◆ TASK GOAL ◆
Find every line below that contains the word "this" and copy it out.

------ RECORDS PROVIDED

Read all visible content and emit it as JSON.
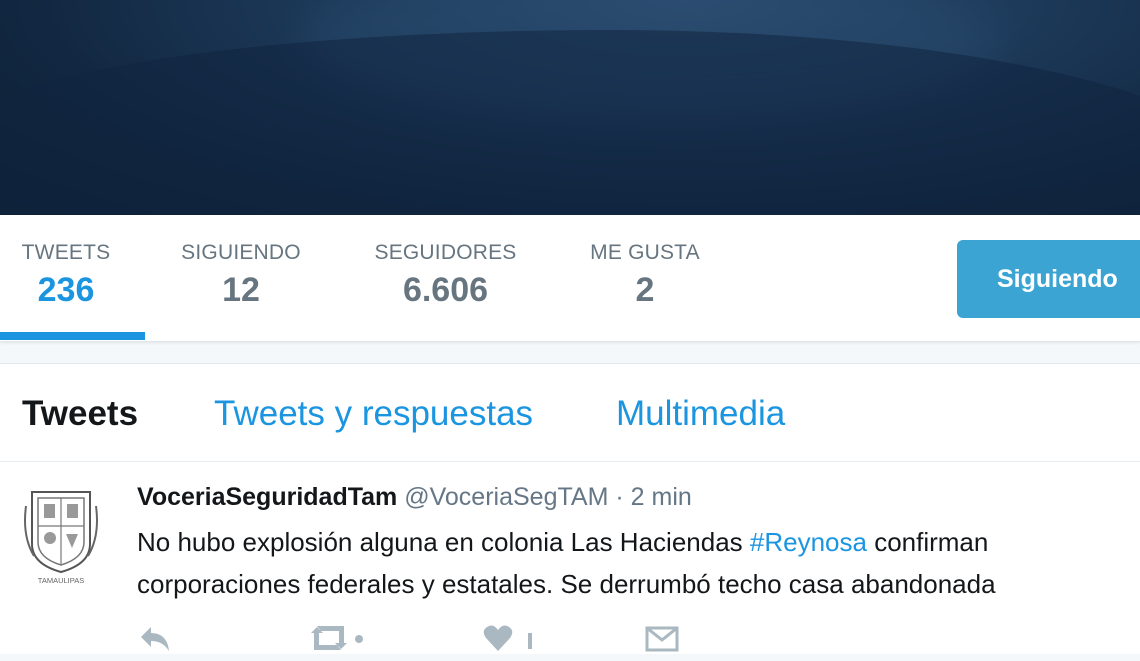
{
  "stats": {
    "tweets": {
      "label": "TWEETS",
      "value": "236"
    },
    "following": {
      "label": "SIGUIENDO",
      "value": "12"
    },
    "followers": {
      "label": "SEGUIDORES",
      "value": "6.606"
    },
    "likes": {
      "label": "ME GUSTA",
      "value": "2"
    }
  },
  "follow_button": {
    "label": "Siguiendo"
  },
  "tabs": [
    {
      "label": "Tweets",
      "active": true
    },
    {
      "label": "Tweets y respuestas",
      "active": false
    },
    {
      "label": "Multimedia",
      "active": false
    }
  ],
  "tweet": {
    "name": "VoceriaSeguridadTam",
    "handle": "@VoceriaSegTAM",
    "separator": "·",
    "time": "2 min",
    "text_before": "No hubo explosión alguna en colonia Las Haciendas ",
    "hashtag": "#Reynosa",
    "text_after": " confirman corporaciones federales y estatales. Se derrumbó techo casa abandonada",
    "avatar_caption": "TAMAULIPAS"
  },
  "tweet_actions": [
    "reply-icon",
    "retweet-icon",
    "like-icon",
    "message-icon"
  ],
  "colors": {
    "accent": "#1b95e0",
    "follow_button": "#3ca4d2",
    "muted": "#66757f"
  }
}
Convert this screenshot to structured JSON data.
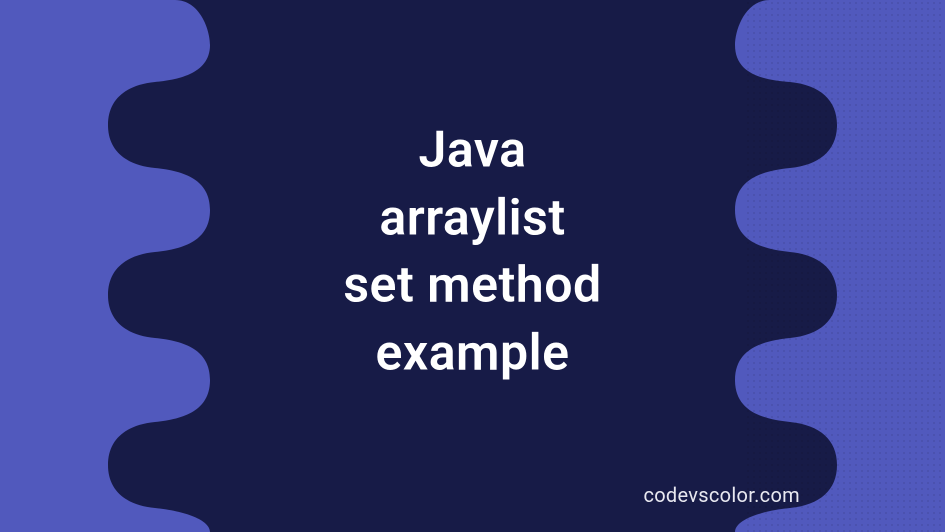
{
  "content": {
    "title_line1": "Java",
    "title_line2": "arraylist",
    "title_line3": "set method",
    "title_line4": "example",
    "watermark": "codevscolor.com"
  },
  "colors": {
    "background_purple": "#5159bd",
    "dark_navy": "#171b47",
    "text_white": "#ffffff",
    "watermark_light": "#e8e8f0"
  }
}
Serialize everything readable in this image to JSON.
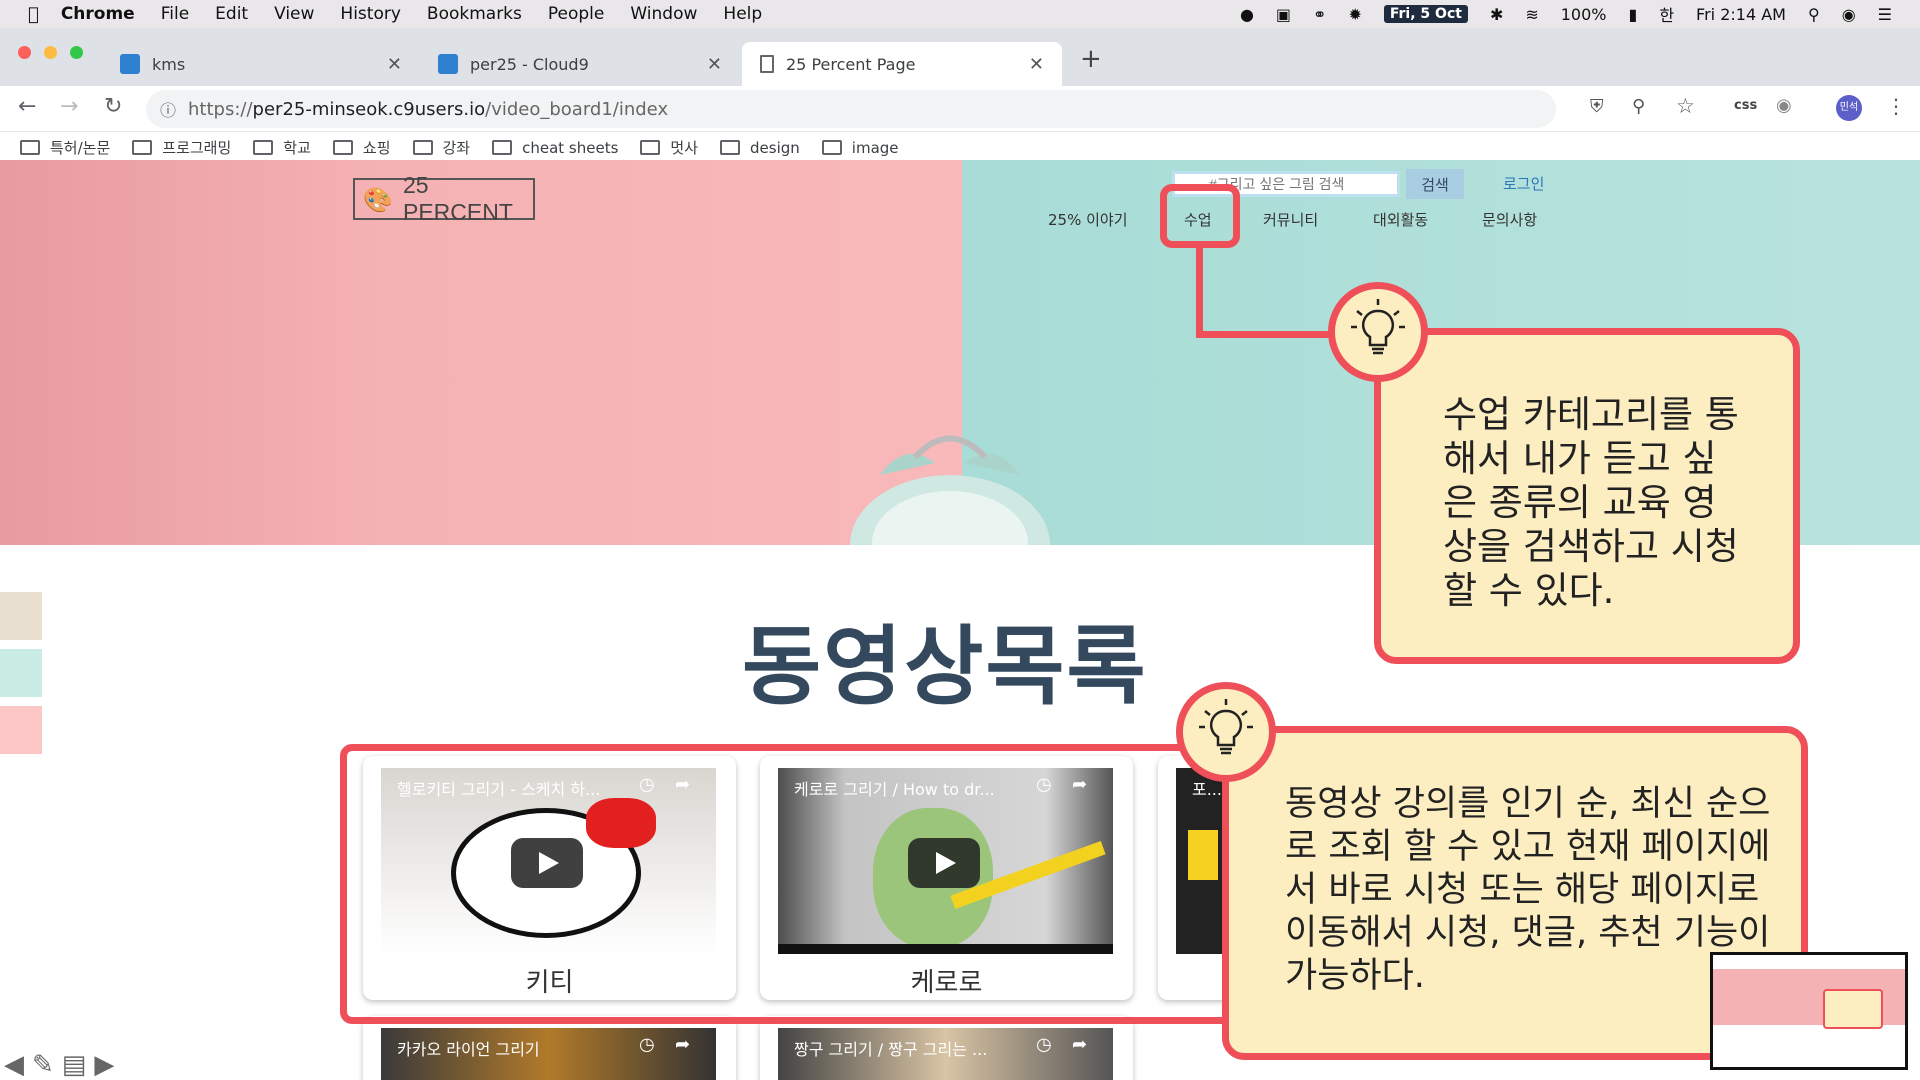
{
  "menubar": {
    "app": "Chrome",
    "items": [
      "File",
      "Edit",
      "View",
      "History",
      "Bookmarks",
      "People",
      "Window",
      "Help"
    ],
    "date": "Fri, 5 Oct",
    "battery": "100%",
    "input_source": "한",
    "time": "Fri 2:14 AM"
  },
  "tabs": [
    {
      "title": "kms"
    },
    {
      "title": "per25 - Cloud9"
    },
    {
      "title": "25 Percent Page"
    }
  ],
  "address": {
    "scheme": "https://",
    "host": "per25-minseok.c9users.io",
    "path": "/video_board1/index"
  },
  "toolbar": {
    "css_ext": "css",
    "profile": "민석"
  },
  "bookmarks": [
    "특허/논문",
    "프로그래밍",
    "학교",
    "쇼핑",
    "강좌",
    "cheat sheets",
    "멋사",
    "design",
    "image"
  ],
  "site": {
    "logo_text": "25 PERCENT",
    "search_placeholder": "#그리고 싶은 그림 검색",
    "search_button": "검색",
    "login": "로그인",
    "nav": [
      "25% 이야기",
      "수업",
      "커뮤니티",
      "대외활동",
      "문의사항"
    ],
    "heading": "동영상목록"
  },
  "annotations": {
    "note1": "수업 카테고리를 통해서 내가 듣고 싶은 종류의 교육 영상을 검색하고 시청할 수 있다.",
    "note2": "동영상 강의를 인기 순, 최신 순으로 조회 할 수 있고 현재 페이지에서 바로 시청 또는 해당 페이지로 이동해서 시청, 댓글, 추천 기능이 가능하다."
  },
  "videos": [
    {
      "title": "헬로키티 그리기 - 스케치 하...",
      "label": "키티"
    },
    {
      "title": "케로로 그리기 / How to dr...",
      "label": "케로로"
    },
    {
      "title": "포...",
      "label": ""
    },
    {
      "title": "카카오 라이언 그리기",
      "label": ""
    },
    {
      "title": "짱구 그리기 / 짱구 그리는 ...",
      "label": ""
    }
  ],
  "colors": {
    "accent": "#ee4f59",
    "note_bg": "#fdeec1",
    "hero_pink": "#f5b2b4",
    "hero_mint": "#b9e3de"
  }
}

------------

◆ EXERCISE RESPONSE ◆
Convert this screenshot to structured JSON data.
Serialize everything readable in this image to JSON.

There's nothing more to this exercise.